TASK DIRECTIONS -
Look through the data and write out every line with the word "mattis" in it.

TASK DATA -
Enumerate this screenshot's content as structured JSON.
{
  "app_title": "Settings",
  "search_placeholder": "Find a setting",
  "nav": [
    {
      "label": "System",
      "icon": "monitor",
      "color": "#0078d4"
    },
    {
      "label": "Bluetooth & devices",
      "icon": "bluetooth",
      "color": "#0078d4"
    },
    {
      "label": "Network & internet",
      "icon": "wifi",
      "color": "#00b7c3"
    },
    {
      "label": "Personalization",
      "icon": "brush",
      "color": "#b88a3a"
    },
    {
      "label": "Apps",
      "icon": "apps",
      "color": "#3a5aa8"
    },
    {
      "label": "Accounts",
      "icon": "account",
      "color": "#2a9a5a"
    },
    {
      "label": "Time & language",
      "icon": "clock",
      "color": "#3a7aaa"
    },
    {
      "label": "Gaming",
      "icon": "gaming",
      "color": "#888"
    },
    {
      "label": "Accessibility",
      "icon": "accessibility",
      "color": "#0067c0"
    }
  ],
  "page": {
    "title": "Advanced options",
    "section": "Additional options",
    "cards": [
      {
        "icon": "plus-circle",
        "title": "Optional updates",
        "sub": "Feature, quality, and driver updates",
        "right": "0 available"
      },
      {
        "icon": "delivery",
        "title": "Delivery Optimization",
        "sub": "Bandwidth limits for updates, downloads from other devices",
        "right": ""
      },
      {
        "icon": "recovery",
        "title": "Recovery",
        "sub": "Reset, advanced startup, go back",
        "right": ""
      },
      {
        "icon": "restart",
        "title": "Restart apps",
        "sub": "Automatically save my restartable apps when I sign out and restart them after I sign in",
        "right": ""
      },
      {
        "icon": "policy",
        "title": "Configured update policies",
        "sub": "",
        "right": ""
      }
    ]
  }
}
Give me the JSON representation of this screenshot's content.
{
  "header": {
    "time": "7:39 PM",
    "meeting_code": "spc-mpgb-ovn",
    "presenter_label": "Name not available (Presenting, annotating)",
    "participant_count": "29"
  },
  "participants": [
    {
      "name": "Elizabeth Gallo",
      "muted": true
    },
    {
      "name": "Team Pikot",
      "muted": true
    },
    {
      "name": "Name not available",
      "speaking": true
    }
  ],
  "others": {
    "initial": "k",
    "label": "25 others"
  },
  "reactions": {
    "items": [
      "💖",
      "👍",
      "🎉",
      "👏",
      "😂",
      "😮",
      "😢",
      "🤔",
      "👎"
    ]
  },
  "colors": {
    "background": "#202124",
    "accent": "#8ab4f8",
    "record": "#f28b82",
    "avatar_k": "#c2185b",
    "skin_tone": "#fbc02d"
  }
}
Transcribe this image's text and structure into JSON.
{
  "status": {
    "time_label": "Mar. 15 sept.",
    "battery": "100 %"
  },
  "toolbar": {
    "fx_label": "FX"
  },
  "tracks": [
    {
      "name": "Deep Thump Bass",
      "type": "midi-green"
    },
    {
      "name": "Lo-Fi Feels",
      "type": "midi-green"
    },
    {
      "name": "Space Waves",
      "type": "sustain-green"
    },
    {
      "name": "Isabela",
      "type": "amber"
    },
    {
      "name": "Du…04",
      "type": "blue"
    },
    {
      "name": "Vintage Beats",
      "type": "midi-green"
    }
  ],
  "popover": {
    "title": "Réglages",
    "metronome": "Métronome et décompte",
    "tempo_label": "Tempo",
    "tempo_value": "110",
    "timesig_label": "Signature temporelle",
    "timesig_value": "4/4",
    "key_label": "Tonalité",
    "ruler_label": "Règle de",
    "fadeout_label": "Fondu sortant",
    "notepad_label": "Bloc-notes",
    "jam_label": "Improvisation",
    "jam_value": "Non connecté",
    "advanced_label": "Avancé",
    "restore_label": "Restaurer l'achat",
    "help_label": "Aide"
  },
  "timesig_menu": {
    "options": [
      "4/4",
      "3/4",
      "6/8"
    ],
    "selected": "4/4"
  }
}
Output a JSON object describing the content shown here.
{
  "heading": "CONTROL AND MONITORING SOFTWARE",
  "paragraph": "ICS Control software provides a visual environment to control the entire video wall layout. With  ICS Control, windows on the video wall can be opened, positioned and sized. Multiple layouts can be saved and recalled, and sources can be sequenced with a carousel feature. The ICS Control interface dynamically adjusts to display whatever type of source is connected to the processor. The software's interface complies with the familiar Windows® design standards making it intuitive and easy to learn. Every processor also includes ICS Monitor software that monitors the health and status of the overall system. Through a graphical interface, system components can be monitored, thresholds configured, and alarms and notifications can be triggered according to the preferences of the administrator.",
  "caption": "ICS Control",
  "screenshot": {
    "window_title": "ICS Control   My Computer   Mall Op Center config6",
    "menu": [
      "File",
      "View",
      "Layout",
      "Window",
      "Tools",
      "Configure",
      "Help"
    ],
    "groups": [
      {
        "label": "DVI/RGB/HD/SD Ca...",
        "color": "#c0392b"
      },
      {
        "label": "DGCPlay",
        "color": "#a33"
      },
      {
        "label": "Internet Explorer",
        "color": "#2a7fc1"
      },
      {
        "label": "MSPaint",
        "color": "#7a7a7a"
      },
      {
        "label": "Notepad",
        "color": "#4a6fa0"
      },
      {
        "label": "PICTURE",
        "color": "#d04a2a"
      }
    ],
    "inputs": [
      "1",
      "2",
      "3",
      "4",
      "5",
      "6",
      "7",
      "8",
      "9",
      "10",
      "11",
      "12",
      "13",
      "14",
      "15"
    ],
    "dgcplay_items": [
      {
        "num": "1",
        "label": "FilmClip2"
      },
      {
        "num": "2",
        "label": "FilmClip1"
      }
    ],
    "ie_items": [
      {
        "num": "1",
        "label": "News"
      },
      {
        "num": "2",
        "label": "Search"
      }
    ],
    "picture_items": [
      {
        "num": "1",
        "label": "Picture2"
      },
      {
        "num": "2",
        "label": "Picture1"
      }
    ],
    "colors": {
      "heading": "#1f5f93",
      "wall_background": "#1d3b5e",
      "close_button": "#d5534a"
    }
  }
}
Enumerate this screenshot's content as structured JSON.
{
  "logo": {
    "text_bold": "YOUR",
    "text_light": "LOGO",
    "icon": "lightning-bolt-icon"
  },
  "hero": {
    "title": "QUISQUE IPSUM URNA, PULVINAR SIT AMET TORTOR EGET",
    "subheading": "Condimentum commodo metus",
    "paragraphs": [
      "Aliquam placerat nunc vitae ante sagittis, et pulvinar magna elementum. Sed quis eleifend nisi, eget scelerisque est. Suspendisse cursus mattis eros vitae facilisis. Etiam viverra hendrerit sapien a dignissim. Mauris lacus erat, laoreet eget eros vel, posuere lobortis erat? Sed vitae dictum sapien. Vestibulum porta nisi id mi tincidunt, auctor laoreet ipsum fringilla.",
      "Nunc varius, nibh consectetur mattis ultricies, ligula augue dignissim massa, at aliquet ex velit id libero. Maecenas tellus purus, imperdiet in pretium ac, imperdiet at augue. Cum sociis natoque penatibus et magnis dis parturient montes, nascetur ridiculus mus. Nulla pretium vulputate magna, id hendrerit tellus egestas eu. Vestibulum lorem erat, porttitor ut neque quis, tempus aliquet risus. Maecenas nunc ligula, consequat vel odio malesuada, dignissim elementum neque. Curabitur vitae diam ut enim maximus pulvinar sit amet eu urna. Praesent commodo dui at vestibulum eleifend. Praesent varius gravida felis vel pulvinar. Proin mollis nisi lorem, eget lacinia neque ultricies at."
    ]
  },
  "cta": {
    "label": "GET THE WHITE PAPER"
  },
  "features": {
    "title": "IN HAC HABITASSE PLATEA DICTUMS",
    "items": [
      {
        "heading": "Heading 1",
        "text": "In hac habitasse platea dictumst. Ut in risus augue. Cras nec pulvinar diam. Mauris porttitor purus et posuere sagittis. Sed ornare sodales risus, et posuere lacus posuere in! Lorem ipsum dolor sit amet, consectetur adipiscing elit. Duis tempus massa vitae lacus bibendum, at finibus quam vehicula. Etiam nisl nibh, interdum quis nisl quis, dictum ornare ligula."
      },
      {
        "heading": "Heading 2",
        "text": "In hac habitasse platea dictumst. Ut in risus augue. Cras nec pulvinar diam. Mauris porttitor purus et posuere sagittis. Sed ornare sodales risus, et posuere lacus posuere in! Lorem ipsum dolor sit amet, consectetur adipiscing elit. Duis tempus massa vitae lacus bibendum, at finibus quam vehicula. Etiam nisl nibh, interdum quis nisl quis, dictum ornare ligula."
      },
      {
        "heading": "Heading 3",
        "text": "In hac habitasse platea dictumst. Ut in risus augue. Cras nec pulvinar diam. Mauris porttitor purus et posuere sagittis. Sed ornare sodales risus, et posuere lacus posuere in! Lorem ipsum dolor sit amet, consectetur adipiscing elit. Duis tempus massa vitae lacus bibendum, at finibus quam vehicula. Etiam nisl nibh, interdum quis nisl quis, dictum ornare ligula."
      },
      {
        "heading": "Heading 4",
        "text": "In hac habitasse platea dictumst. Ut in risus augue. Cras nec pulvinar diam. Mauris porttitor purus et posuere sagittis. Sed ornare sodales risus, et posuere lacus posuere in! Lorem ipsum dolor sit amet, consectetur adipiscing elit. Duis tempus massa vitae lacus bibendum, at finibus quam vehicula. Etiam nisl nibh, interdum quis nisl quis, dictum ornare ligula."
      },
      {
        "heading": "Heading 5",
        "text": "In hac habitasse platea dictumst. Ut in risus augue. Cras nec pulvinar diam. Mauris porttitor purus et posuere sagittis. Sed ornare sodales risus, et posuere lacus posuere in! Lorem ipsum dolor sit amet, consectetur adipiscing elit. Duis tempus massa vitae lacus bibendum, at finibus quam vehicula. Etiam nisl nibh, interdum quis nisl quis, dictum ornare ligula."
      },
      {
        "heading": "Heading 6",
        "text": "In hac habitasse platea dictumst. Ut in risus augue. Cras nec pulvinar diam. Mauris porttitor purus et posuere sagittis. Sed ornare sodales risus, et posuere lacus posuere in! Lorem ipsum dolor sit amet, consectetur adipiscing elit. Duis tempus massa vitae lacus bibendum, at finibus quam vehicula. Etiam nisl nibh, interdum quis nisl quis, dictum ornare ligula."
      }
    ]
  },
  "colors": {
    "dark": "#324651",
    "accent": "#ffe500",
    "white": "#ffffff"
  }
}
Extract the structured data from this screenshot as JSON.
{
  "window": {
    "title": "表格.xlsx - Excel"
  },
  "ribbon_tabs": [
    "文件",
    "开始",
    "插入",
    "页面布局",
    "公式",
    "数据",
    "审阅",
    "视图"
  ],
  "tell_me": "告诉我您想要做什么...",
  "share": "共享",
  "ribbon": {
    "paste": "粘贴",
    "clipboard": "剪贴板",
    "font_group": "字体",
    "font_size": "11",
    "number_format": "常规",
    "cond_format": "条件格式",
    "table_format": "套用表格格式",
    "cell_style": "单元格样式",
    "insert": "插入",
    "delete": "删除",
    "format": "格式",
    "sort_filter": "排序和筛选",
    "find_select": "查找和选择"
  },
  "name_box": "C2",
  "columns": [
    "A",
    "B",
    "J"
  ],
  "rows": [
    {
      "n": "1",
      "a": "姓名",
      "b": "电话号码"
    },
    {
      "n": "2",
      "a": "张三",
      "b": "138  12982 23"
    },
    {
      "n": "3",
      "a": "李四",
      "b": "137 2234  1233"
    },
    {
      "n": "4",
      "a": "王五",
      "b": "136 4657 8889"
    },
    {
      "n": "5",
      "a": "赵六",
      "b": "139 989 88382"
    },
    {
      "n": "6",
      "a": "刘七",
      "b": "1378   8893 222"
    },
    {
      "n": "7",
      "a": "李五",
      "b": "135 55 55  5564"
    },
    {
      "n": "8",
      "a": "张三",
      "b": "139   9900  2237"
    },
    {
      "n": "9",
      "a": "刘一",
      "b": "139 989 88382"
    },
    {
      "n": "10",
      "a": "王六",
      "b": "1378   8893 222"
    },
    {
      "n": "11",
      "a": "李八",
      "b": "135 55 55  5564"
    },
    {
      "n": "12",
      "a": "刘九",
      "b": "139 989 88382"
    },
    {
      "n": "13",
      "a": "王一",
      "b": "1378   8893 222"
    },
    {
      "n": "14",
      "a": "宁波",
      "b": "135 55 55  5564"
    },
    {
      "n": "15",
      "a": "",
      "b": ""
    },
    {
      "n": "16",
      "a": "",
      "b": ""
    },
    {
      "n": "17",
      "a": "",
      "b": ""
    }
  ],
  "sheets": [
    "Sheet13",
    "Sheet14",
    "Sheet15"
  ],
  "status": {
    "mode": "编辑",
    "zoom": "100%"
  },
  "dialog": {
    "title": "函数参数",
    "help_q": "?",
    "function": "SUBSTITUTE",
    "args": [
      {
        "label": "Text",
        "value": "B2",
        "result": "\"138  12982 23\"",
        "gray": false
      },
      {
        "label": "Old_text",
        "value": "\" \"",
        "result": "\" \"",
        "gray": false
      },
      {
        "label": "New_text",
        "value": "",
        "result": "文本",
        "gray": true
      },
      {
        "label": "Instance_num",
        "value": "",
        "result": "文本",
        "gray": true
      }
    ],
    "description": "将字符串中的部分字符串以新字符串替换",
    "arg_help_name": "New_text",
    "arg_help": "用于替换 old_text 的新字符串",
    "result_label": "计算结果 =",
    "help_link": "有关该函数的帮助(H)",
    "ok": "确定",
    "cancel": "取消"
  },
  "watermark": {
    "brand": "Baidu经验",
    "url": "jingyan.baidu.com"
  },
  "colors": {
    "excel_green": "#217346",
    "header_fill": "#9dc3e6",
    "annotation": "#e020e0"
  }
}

SOLUTION TO THE PROBLEM -
      "Aliquam placerat nunc vitae ante sagittis, et pulvinar magna elementum. Sed quis eleifend nisi, eget scelerisque est. Suspendisse cursus mattis eros vitae facilisis. Etiam viverra hendrerit sapien a dignissim. Mauris lacus erat, laoreet eget eros vel, posuere lobortis erat? Sed vitae dictum sapien. Vestibulum porta nisi id mi tincidunt, auctor laoreet ipsum fringilla.",
      "Nunc varius, nibh consectetur mattis ultricies, ligula augue dignissim massa, at aliquet ex velit id libero. Maecenas tellus purus, imperdiet in pretium ac, imperdiet at augue. Cum sociis natoque penatibus et magnis dis parturient montes, nascetur ridiculus mus. Nulla pretium vulputate magna, id hendrerit tellus egestas eu. Vestibulum lorem erat, porttitor ut neque quis, tempus aliquet risus. Maecenas nunc ligula, consequat vel odio malesuada, dignissim elementum neque. Curabitur vitae diam ut enim maximus pulvinar sit amet eu urna. Praesent commodo dui at vestibulum eleifend. Praesent varius gravida felis vel pulvinar. Proin mollis nisi lorem, eget lacinia neque ultricies at."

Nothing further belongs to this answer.